* BEGIN The input *
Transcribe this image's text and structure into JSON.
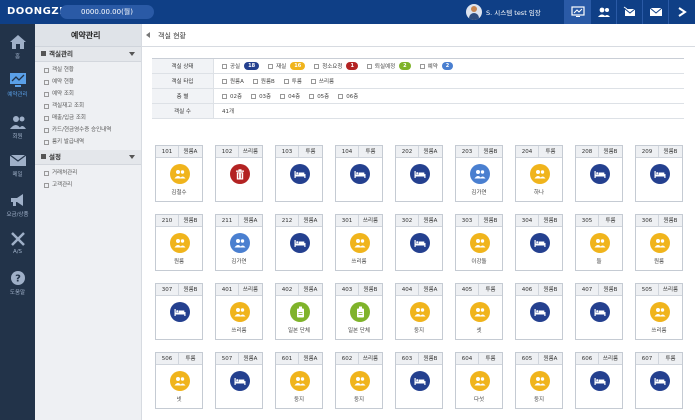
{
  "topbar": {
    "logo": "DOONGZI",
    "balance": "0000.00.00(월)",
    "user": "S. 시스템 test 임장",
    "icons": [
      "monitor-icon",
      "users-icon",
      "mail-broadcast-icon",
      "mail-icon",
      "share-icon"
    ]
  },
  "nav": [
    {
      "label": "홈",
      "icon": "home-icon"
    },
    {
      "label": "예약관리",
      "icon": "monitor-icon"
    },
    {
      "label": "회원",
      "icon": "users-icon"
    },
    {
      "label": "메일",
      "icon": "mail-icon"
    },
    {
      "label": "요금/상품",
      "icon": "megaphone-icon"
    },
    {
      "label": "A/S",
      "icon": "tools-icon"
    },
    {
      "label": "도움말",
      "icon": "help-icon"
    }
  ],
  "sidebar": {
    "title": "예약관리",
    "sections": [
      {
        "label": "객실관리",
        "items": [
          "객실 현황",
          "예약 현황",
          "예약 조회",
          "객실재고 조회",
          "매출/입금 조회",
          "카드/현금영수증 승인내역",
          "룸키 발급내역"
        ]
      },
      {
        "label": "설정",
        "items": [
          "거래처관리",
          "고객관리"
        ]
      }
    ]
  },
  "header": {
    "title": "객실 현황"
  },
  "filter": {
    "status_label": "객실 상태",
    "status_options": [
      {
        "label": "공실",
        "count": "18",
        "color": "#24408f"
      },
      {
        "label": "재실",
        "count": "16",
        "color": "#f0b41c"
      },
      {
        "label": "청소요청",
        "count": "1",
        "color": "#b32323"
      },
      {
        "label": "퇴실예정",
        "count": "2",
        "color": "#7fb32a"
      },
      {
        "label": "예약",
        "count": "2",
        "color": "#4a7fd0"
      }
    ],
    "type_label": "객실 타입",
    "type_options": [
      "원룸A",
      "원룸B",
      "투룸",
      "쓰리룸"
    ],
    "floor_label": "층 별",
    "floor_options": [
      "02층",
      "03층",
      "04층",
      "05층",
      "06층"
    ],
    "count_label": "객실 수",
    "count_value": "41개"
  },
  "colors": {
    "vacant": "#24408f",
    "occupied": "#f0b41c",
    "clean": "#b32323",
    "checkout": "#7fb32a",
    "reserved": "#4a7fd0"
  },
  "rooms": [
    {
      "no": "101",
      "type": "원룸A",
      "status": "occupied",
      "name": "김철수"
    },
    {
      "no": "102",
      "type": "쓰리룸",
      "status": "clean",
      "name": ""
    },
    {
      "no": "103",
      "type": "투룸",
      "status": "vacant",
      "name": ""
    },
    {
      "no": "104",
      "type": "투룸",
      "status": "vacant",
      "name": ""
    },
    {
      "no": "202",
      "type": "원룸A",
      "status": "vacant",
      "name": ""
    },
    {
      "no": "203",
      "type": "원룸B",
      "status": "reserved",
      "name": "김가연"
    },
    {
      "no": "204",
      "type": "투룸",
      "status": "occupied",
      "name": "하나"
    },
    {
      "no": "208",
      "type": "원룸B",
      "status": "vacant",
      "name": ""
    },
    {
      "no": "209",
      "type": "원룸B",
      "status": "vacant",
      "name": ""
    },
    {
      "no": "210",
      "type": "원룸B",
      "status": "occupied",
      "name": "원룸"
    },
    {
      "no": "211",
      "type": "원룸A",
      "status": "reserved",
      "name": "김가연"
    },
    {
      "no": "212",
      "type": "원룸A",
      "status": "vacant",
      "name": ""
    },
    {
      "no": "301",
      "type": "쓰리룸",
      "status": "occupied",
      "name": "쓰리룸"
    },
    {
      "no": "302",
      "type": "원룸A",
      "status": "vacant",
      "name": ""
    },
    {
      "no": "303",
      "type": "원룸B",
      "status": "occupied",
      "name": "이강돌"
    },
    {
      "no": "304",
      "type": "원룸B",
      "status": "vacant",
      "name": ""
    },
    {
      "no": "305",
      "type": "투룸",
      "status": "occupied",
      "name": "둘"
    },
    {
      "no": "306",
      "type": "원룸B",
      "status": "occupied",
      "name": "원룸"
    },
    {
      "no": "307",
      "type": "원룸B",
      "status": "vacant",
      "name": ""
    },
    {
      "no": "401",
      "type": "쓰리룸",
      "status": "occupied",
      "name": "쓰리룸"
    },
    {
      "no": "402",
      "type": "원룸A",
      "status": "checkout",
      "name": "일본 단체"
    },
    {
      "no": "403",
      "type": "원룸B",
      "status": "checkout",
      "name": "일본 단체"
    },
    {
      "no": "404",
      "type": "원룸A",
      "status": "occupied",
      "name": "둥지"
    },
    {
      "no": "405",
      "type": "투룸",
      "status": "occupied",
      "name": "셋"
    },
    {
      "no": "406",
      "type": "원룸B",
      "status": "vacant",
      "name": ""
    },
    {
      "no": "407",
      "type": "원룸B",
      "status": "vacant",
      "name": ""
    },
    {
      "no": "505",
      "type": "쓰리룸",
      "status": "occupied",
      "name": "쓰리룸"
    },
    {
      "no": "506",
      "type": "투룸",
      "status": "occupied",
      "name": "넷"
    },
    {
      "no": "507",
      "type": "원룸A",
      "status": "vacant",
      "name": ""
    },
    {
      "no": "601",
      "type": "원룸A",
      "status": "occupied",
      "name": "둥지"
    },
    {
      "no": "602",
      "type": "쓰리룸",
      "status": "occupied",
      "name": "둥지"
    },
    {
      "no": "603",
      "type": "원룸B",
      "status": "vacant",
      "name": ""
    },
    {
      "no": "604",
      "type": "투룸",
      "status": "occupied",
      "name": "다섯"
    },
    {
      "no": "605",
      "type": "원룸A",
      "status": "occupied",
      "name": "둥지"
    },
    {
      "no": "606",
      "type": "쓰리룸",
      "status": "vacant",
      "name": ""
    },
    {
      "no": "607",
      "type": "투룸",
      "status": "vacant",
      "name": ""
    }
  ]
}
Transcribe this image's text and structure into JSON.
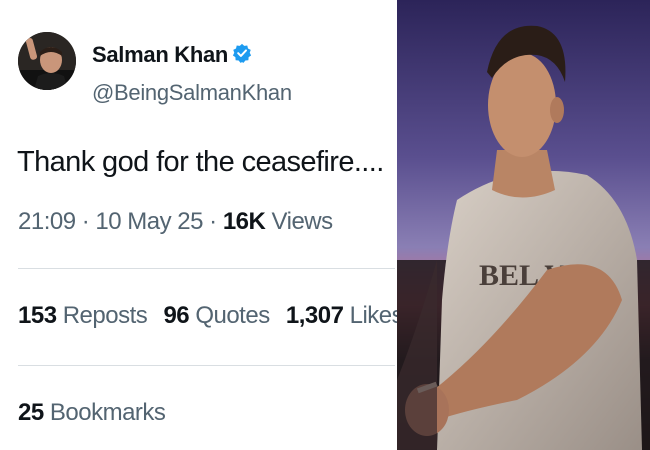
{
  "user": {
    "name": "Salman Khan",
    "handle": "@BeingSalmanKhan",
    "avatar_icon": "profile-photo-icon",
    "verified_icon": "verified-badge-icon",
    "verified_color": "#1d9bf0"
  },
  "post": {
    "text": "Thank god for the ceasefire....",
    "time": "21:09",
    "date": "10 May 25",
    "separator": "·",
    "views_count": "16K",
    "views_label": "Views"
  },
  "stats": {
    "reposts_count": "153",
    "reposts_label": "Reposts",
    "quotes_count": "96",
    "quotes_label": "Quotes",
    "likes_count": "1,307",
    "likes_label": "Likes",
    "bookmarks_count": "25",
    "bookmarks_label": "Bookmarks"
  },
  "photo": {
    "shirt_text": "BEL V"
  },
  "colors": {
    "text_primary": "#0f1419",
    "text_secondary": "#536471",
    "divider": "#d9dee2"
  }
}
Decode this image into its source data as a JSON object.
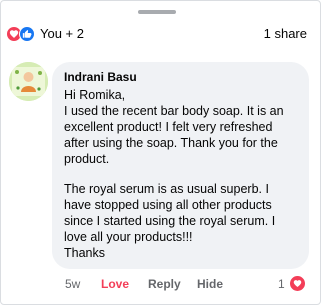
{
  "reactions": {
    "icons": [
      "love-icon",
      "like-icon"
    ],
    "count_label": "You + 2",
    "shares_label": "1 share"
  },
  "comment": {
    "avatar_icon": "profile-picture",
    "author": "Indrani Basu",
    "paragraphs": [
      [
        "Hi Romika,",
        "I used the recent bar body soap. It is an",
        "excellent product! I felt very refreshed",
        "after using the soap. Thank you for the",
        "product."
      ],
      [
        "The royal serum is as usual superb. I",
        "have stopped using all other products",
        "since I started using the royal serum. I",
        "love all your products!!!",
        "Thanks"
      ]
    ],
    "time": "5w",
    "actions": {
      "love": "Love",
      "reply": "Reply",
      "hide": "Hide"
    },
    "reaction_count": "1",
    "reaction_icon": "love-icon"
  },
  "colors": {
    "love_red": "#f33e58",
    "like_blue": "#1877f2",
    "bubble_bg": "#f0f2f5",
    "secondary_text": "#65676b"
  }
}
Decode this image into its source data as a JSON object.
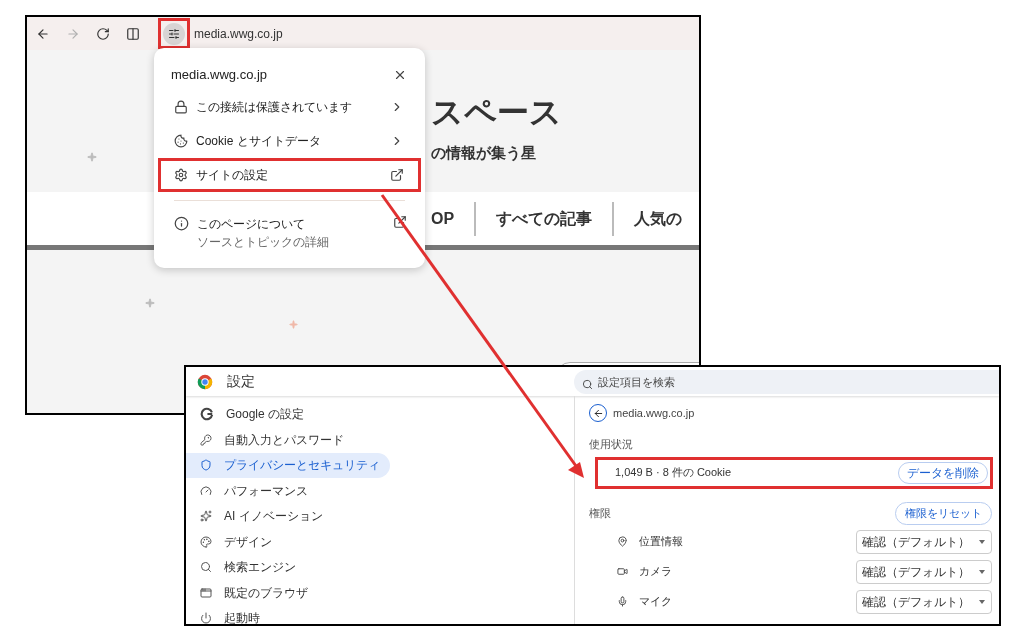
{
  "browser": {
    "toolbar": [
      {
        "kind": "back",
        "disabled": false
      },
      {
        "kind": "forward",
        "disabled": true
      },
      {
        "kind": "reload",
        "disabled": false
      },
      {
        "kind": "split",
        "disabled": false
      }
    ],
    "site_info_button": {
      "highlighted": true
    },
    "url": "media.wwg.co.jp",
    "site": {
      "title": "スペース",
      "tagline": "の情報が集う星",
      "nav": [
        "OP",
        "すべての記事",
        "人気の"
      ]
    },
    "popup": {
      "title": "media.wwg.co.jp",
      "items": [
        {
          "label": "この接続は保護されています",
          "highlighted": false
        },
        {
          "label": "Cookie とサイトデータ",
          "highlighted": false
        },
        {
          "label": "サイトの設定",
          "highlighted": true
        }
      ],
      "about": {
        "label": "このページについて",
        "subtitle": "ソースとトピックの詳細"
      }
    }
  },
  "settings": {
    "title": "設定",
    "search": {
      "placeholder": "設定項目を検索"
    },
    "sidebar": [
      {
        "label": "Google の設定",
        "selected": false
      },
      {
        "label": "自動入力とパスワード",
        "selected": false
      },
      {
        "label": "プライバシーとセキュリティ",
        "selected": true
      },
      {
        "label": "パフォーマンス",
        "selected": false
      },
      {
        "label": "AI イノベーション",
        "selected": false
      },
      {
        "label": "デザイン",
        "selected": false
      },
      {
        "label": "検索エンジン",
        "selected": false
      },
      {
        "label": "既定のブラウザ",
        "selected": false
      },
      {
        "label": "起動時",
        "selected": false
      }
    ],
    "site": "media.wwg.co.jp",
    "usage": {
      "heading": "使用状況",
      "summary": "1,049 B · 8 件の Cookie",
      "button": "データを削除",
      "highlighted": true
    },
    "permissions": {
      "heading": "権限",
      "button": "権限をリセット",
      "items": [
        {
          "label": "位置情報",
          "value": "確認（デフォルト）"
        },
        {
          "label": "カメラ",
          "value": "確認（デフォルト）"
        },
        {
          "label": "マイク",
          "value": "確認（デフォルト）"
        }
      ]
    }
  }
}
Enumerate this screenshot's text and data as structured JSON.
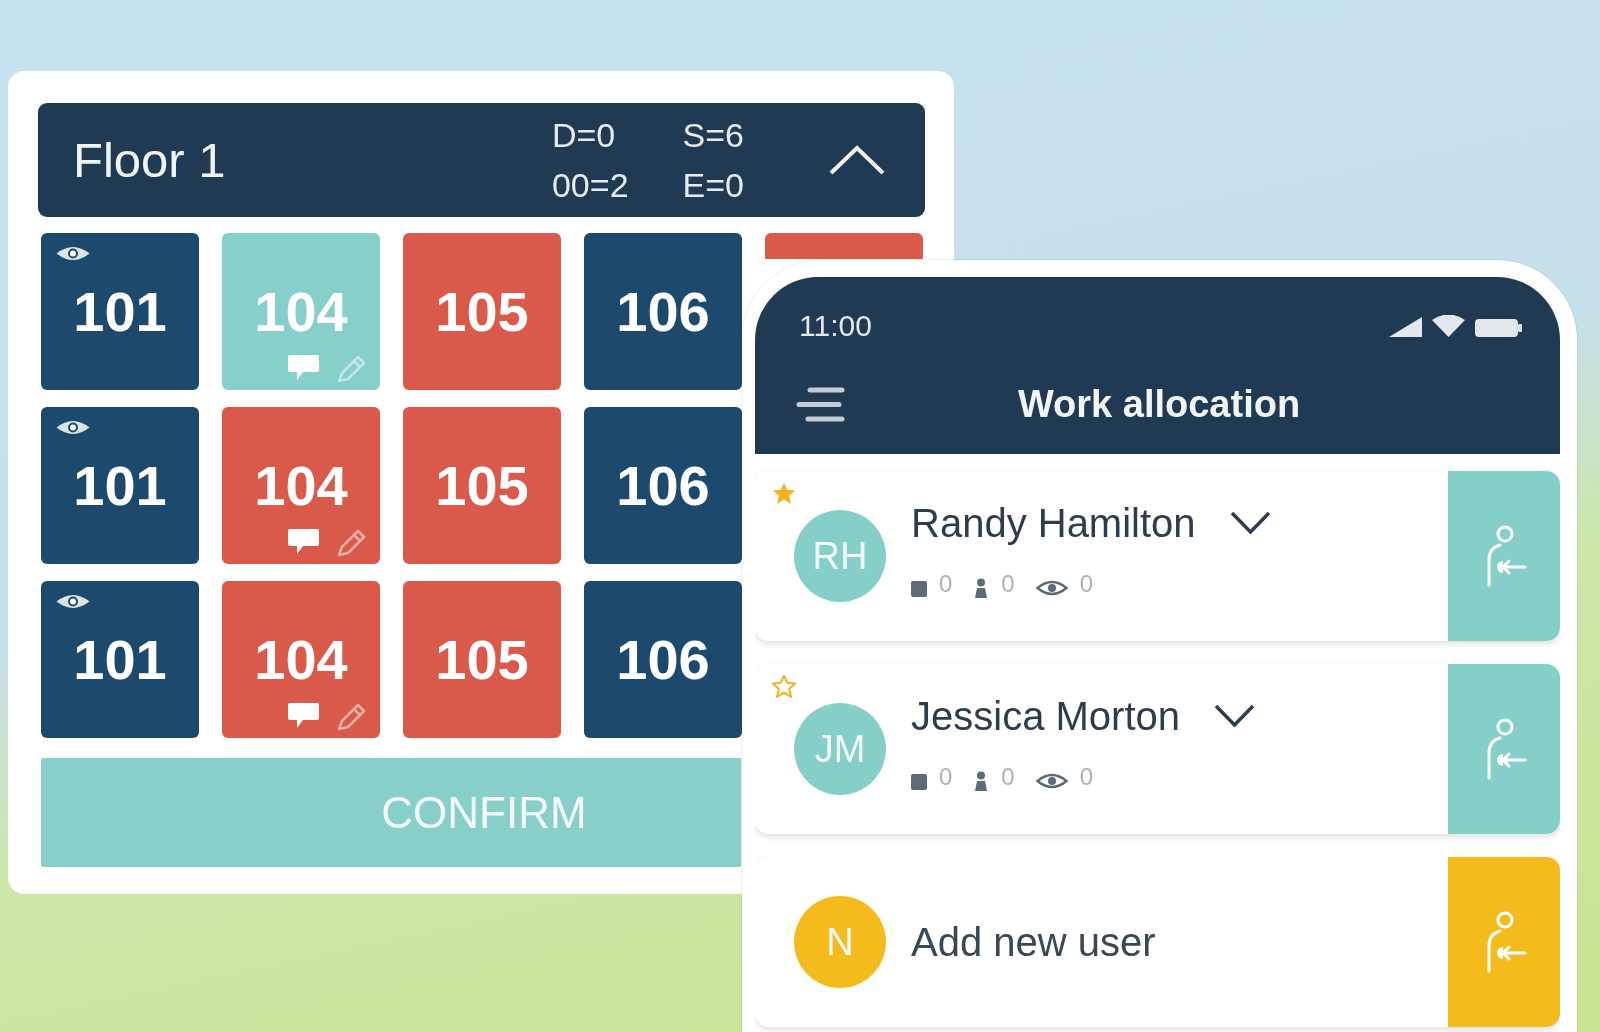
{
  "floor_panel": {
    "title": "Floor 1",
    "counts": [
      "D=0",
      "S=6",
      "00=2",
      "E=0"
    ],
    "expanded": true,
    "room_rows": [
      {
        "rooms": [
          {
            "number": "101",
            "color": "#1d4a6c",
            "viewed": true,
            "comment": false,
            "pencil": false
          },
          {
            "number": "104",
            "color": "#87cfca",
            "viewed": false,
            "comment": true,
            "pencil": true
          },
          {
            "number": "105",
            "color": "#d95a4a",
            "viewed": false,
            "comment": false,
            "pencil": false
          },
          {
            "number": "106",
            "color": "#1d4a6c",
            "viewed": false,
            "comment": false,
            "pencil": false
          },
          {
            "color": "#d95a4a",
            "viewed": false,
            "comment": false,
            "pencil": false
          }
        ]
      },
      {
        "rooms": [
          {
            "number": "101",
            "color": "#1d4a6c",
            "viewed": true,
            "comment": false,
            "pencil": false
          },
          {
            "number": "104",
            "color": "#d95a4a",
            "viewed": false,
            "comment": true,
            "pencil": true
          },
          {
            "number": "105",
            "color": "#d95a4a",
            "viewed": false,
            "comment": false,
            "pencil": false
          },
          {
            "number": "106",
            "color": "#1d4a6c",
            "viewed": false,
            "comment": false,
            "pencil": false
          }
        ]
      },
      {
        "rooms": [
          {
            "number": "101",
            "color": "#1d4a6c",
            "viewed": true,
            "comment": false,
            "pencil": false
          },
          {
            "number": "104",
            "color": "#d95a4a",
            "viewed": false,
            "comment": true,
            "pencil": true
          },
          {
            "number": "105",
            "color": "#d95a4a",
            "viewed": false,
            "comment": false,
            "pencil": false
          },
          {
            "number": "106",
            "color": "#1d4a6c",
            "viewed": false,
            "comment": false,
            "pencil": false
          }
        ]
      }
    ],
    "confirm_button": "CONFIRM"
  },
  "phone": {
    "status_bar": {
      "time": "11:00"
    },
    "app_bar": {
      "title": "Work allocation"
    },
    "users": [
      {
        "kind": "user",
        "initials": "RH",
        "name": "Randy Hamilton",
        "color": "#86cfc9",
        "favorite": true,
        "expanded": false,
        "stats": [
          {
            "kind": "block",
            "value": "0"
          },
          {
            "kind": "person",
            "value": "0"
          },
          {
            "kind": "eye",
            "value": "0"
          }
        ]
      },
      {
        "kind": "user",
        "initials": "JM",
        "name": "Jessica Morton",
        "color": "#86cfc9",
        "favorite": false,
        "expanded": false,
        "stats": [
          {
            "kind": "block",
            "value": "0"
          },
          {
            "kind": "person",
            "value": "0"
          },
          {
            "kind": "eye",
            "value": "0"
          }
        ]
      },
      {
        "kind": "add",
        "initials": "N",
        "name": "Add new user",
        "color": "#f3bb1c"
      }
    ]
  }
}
* END The input *
**Stated goal:**
Show every line of the listing in which the string "Cookie" can be found.

**Exercise response:**
          "label": "Cookie とサイトデータ",
      "summary": "1,049 B · 8 件の Cookie",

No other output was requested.